- TASK TO COMPLETE -
Restate, word for word, every line of the data.

>> Begin

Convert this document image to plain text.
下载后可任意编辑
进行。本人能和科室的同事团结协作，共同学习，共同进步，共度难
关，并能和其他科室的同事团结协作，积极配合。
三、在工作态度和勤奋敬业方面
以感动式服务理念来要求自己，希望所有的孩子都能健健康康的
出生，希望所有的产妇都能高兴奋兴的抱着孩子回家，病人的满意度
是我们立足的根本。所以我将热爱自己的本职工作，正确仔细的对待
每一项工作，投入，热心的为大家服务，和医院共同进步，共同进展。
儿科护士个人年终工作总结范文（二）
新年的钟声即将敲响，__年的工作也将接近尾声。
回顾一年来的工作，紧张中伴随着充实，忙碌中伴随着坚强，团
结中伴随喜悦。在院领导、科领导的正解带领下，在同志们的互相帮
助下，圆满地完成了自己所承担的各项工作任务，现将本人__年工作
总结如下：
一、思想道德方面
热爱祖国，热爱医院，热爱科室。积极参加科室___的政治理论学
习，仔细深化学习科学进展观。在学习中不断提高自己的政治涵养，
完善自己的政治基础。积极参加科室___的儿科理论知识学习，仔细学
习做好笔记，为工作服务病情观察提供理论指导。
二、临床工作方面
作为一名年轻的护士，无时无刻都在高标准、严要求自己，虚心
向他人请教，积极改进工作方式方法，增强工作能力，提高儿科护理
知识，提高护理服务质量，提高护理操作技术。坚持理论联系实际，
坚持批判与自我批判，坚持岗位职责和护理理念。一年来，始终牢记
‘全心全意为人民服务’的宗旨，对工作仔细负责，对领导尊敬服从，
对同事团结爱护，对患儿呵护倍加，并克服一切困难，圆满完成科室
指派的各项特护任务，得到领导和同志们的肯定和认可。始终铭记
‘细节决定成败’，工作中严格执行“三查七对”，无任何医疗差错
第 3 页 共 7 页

>> End

- RIGHT ANSWER -
Convert this document image to plain text.
下载后可任意编辑
进行。本人能和科室的同事团结协作，共同学习，共同进步，共度难
关，并能和其他科室的同事团结协作，积极配合。
三、在工作态度和勤奋敬业方面
以感动式服务理念来要求自己，希望所有的孩子都能健健康康的
出生，希望所有的产妇都能高兴奋兴的抱着孩子回家，病人的满意度
是我们立足的根本。所以我将热爱自己的本职工作，正确仔细的对待
每一项工作，投入，热心的为大家服务，和医院共同进步，共同进展。
儿科护士个人年终工作总结范文（二）
新年的钟声即将敲响，__年的工作也将接近尾声。
回顾一年来的工作，紧张中伴随着充实，忙碌中伴随着坚强，团
结中伴随喜悦。在院领导、科领导的正解带领下，在同志们的互相帮
助下，圆满地完成了自己所承担的各项工作任务，现将本人__年工作
总结如下：
一、思想道德方面
热爱祖国，热爱医院，热爱科室。积极参加科室___的政治理论学
习，仔细深化学习科学进展观。在学习中不断提高自己的政治涵养，
完善自己的政治基础。积极参加科室___的儿科理论知识学习，仔细学
习做好笔记，为工作服务病情观察提供理论指导。
二、临床工作方面
作为一名年轻的护士，无时无刻都在高标准、严要求自己，虚心
向他人请教，积极改进工作方式方法，增强工作能力，提高儿科护理
知识，提高护理服务质量，提高护理操作技术。坚持理论联系实际，
坚持批判与自我批判，坚持岗位职责和护理理念。一年来，始终牢记
‘全心全意为人民服务’的宗旨，对工作仔细负责，对领导尊敬服从，
对同事团结爱护，对患儿呵护倍加，并克服一切困难，圆满完成科室
指派的各项特护任务，得到领导和同志们的肯定和认可。始终铭记
‘细节决定成败’，工作中严格执行“三查七对”，无任何医疗差错
第 3 页 共 7 页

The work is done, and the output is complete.